_Aim of the exercise_:
Among the following entries, count the lines that contain "INTELIGENTES" and report only the result.

_Raw records_:
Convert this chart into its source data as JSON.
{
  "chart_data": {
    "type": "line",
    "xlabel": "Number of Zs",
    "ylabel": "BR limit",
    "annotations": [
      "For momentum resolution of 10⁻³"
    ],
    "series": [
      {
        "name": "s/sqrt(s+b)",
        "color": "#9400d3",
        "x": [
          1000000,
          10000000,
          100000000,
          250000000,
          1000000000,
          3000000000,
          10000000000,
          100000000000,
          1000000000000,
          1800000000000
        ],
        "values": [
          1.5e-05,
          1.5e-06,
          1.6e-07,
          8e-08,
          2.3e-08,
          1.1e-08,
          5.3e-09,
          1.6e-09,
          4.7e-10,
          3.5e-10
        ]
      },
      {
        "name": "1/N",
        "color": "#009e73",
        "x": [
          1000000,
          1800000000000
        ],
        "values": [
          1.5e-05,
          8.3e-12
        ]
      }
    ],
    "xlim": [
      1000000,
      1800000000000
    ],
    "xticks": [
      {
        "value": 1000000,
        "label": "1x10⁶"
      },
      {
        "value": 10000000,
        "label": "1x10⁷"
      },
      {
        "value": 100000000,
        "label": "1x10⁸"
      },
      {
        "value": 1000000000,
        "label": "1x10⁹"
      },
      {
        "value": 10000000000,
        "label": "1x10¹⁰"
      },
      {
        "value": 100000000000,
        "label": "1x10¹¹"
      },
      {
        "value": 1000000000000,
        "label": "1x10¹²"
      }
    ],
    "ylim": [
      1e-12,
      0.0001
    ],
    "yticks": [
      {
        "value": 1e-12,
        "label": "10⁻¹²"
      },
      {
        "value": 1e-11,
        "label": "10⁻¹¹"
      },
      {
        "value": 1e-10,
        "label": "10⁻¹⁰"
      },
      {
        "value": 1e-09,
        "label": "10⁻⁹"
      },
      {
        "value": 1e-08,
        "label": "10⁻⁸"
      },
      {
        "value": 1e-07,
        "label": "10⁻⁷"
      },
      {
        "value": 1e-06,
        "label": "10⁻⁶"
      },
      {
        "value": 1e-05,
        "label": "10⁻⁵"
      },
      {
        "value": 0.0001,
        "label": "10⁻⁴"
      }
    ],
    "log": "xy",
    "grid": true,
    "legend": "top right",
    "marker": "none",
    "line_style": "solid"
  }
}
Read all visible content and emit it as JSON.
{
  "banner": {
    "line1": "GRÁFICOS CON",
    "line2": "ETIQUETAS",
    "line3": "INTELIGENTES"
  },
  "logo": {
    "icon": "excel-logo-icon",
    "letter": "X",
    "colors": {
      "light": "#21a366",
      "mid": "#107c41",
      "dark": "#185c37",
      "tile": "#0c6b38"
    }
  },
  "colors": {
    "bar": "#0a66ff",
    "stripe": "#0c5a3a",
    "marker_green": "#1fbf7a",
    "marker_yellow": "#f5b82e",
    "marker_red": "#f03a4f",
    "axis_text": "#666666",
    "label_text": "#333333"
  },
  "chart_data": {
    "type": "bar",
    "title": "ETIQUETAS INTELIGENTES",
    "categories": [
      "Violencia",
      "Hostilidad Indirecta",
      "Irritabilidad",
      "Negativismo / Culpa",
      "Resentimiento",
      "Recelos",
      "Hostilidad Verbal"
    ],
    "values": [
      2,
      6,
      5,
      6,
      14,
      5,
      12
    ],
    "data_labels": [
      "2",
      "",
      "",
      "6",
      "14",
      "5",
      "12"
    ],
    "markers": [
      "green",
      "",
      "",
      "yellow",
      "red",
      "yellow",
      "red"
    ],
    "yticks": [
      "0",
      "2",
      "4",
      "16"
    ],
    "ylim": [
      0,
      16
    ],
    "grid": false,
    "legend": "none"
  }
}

_Output for this task_:
2